→ Aim of the exercise
Extract every line of the entries below that contains the string "output". Case counts.
* * * * * * *
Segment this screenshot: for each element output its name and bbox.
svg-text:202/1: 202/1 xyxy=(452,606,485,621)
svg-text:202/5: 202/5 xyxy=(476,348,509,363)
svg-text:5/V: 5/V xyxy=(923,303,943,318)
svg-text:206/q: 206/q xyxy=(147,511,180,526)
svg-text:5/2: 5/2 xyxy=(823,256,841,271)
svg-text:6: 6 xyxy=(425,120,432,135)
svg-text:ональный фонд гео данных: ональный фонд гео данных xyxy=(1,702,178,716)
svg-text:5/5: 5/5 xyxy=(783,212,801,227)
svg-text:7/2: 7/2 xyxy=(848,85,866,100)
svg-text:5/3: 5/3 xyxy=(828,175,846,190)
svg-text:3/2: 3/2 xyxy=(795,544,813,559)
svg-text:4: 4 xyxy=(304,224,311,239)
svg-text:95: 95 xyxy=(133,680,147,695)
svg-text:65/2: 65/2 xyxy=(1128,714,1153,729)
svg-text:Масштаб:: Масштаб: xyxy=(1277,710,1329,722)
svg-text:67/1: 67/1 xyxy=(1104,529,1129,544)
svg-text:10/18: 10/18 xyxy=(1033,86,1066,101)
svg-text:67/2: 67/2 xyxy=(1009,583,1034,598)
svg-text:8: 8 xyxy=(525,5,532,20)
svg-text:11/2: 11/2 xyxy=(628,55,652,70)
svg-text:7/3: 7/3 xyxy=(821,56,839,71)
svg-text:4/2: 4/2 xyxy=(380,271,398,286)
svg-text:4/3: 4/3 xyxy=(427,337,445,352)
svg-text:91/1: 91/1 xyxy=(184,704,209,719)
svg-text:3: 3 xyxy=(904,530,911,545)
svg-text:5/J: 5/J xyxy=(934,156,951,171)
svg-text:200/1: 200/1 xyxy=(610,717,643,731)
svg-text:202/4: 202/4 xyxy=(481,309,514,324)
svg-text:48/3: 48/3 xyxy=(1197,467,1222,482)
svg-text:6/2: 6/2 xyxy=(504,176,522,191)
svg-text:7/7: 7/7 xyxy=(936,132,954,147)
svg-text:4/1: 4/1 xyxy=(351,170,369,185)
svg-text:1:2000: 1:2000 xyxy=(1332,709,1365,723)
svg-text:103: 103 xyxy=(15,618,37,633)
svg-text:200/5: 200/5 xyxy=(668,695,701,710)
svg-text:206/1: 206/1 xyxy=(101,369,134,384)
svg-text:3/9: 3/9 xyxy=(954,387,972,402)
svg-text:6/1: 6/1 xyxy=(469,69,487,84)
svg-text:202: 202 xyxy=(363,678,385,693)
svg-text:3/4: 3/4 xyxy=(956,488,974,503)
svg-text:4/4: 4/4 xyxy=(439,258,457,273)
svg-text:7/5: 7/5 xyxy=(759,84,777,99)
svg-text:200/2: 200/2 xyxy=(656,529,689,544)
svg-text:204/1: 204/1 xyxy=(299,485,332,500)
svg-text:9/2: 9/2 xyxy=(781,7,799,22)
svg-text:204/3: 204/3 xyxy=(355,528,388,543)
* * * * * * *
→ The solution
Segment this screenshot: for each element output its name and bbox.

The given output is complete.